**Data section**.
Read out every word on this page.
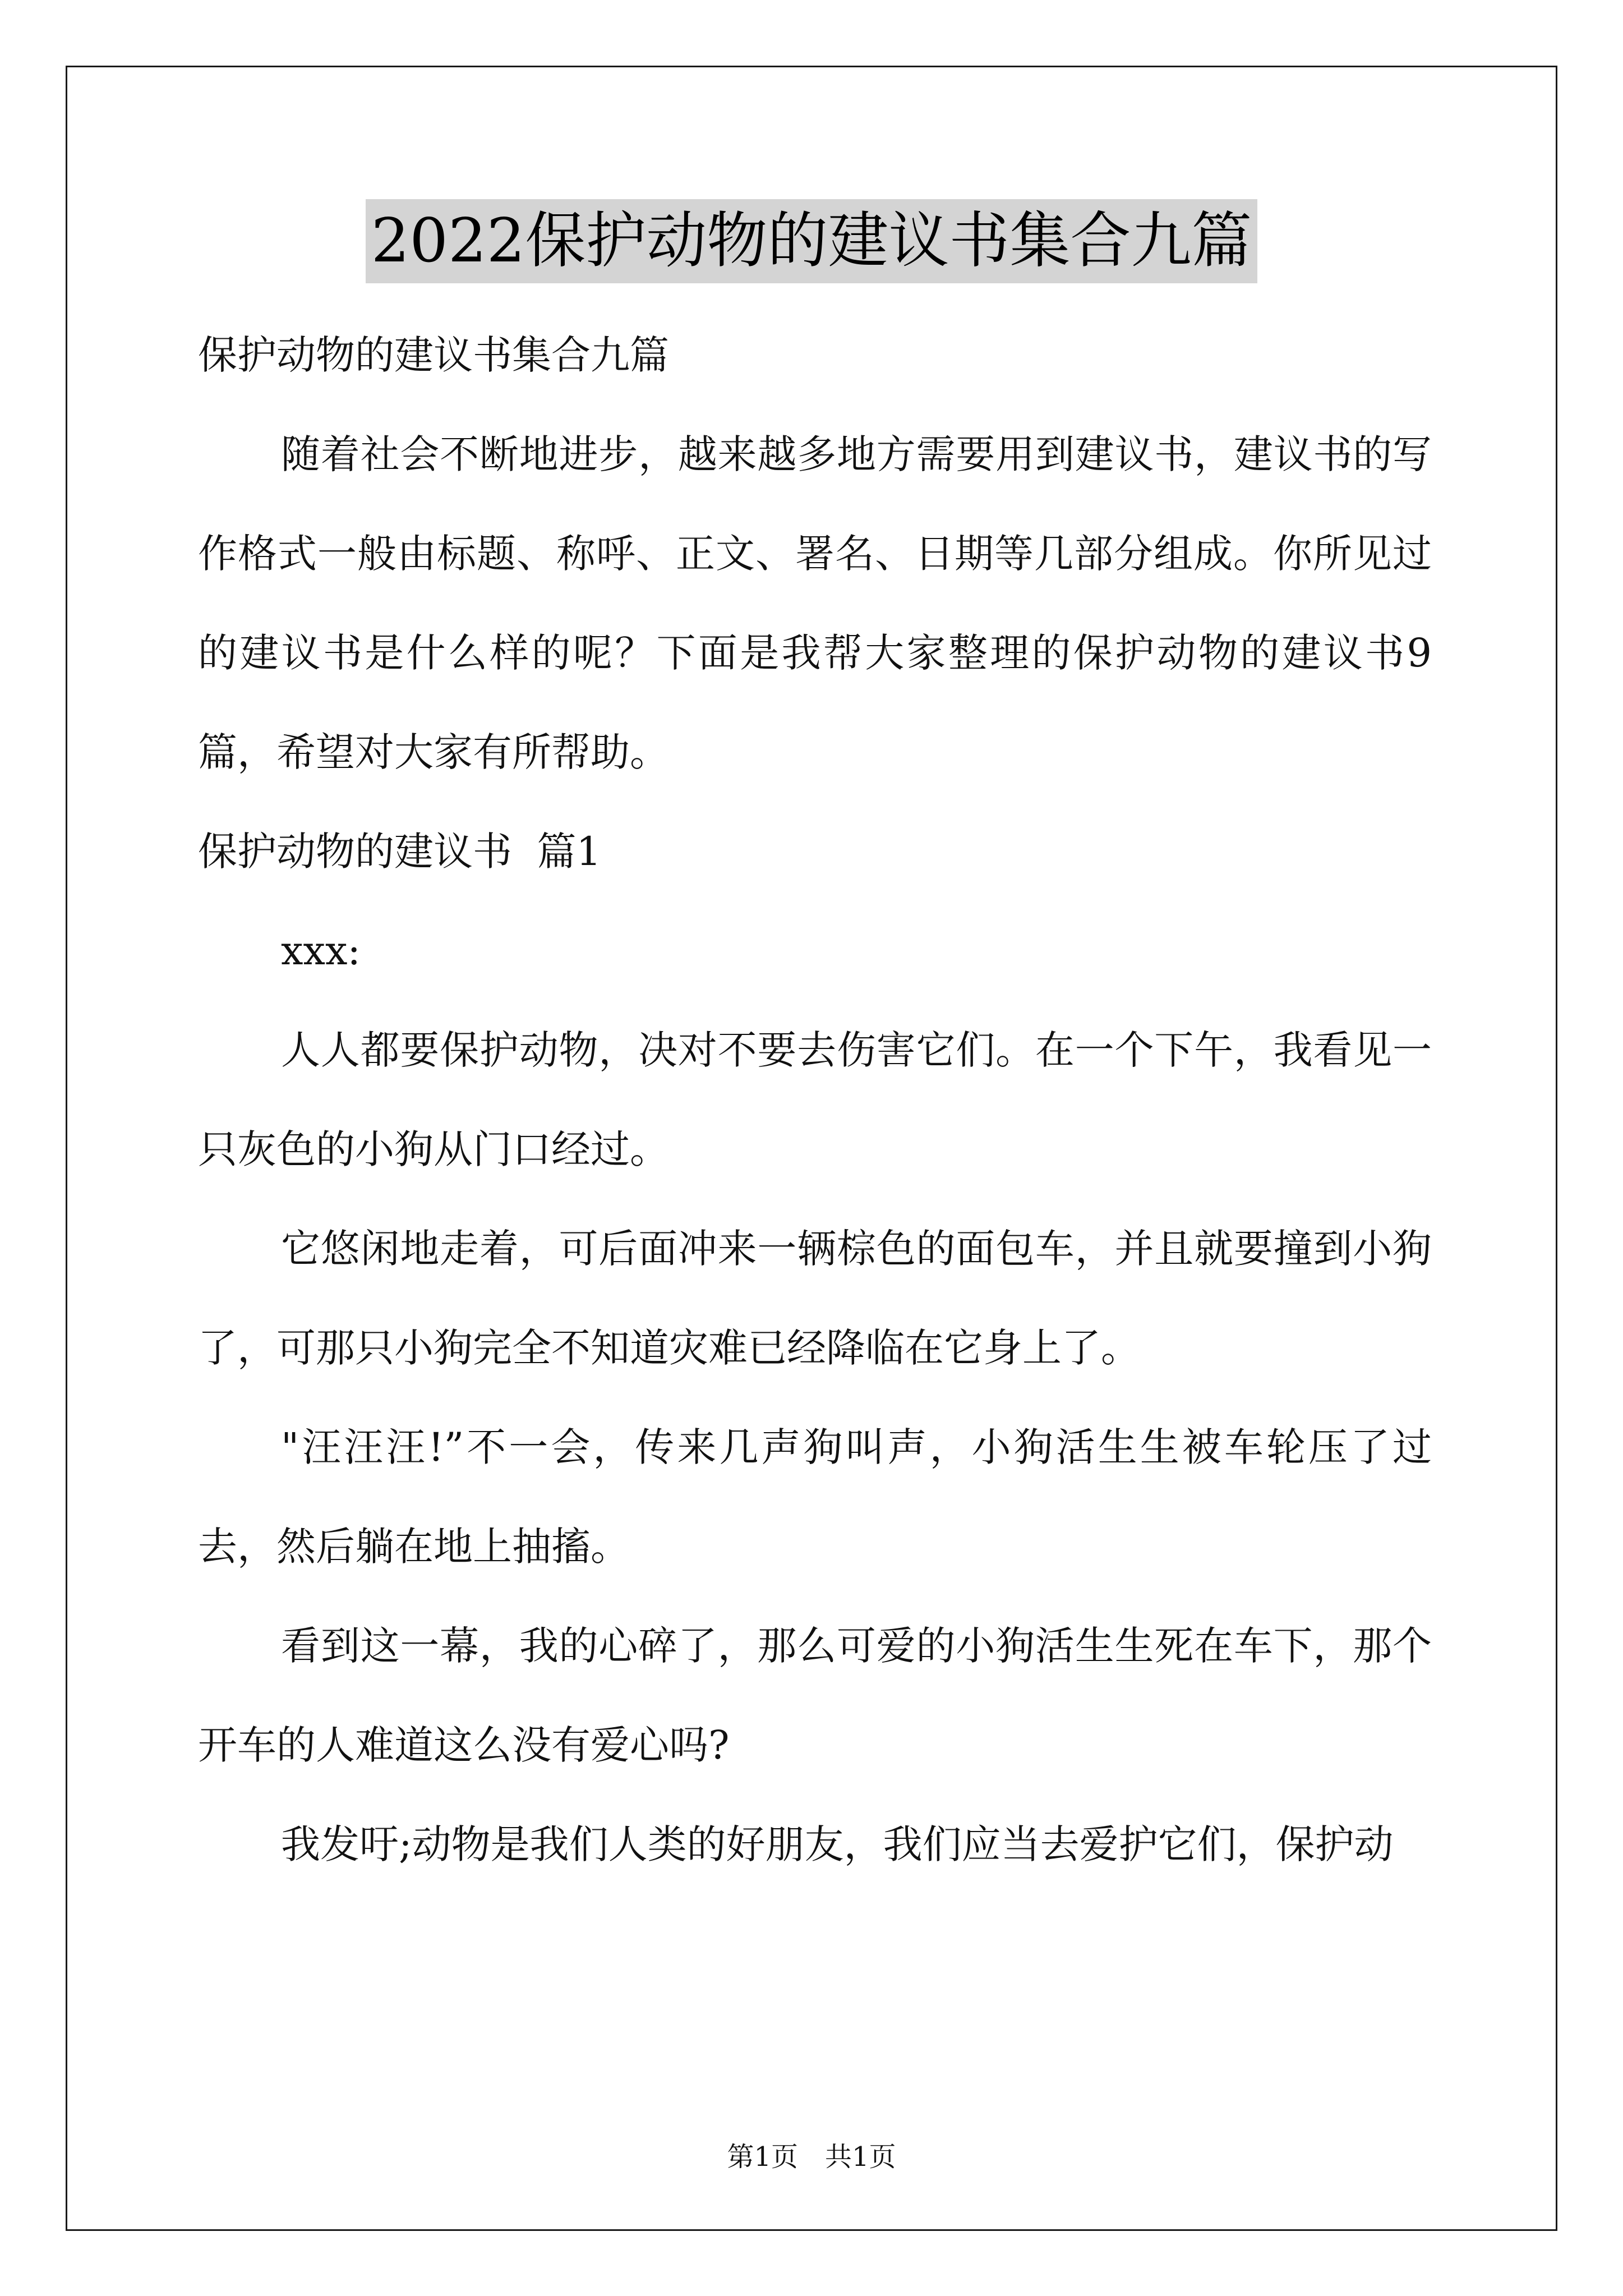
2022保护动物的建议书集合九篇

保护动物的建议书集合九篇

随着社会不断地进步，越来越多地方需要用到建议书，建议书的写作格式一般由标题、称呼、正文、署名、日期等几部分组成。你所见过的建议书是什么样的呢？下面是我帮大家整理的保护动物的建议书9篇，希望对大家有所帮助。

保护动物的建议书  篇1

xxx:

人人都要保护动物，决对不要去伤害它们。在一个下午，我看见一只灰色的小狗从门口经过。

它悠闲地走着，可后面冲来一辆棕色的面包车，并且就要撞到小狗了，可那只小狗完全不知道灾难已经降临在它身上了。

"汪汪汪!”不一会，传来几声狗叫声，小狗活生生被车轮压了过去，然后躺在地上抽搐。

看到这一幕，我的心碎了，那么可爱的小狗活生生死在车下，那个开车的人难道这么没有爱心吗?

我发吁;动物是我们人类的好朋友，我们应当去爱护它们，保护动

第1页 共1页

**Your goal**. Without the pictures, write out every entry precisely as it appears.

**Final result**.
Read out every word on this page.
2022保护动物的建议书集合九篇

保护动物的建议书集合九篇

随着社会不断地进步，越来越多地方需要用到建议书，建议书的写作格式一般由标题、称呼、正文、署名、日期等几部分组成。你所见过的建议书是什么样的呢？下面是我帮大家整理的保护动物的建议书9篇，希望对大家有所帮助。

保护动物的建议书  篇1

xxx:

人人都要保护动物，决对不要去伤害它们。在一个下午，我看见一只灰色的小狗从门口经过。

它悠闲地走着，可后面冲来一辆棕色的面包车，并且就要撞到小狗了，可那只小狗完全不知道灾难已经降临在它身上了。

"汪汪汪!”不一会，传来几声狗叫声，小狗活生生被车轮压了过去，然后躺在地上抽搐。

看到这一幕，我的心碎了，那么可爱的小狗活生生死在车下，那个开车的人难道这么没有爱心吗?

我发吁;动物是我们人类的好朋友，我们应当去爱护它们，保护动

第1页 共1页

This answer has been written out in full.